- SET TASK: Output only the count of lines that contain "взаємодії".

◇ ◇ ◇ ◇

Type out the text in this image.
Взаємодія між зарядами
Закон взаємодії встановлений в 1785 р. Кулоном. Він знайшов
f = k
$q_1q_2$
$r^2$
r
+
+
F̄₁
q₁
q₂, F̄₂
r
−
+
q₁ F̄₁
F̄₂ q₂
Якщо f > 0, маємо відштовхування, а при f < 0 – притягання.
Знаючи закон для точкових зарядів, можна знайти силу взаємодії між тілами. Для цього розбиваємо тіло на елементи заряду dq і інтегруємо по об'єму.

◇ ◇ ◇ ◇

- WRITTEN RESPONSE: 2